━━ Working data ━━
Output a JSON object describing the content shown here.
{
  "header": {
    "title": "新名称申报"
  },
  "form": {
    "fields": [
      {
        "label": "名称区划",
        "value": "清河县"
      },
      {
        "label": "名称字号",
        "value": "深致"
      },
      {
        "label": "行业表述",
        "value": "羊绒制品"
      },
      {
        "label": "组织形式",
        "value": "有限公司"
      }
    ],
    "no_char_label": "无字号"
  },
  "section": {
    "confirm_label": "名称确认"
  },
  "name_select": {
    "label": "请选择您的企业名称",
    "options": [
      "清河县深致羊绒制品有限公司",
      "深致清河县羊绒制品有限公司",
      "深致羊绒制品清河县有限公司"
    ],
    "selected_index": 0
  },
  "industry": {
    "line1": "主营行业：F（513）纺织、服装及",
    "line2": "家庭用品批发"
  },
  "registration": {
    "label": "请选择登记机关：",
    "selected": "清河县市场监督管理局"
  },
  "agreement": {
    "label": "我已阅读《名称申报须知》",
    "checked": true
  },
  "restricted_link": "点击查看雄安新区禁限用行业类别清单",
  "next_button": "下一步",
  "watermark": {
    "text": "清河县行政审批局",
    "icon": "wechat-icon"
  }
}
━━━
* [Exercise]: Determine how many lines of the records above contain the word "value", and report only that number.

* [Output of the task]: 4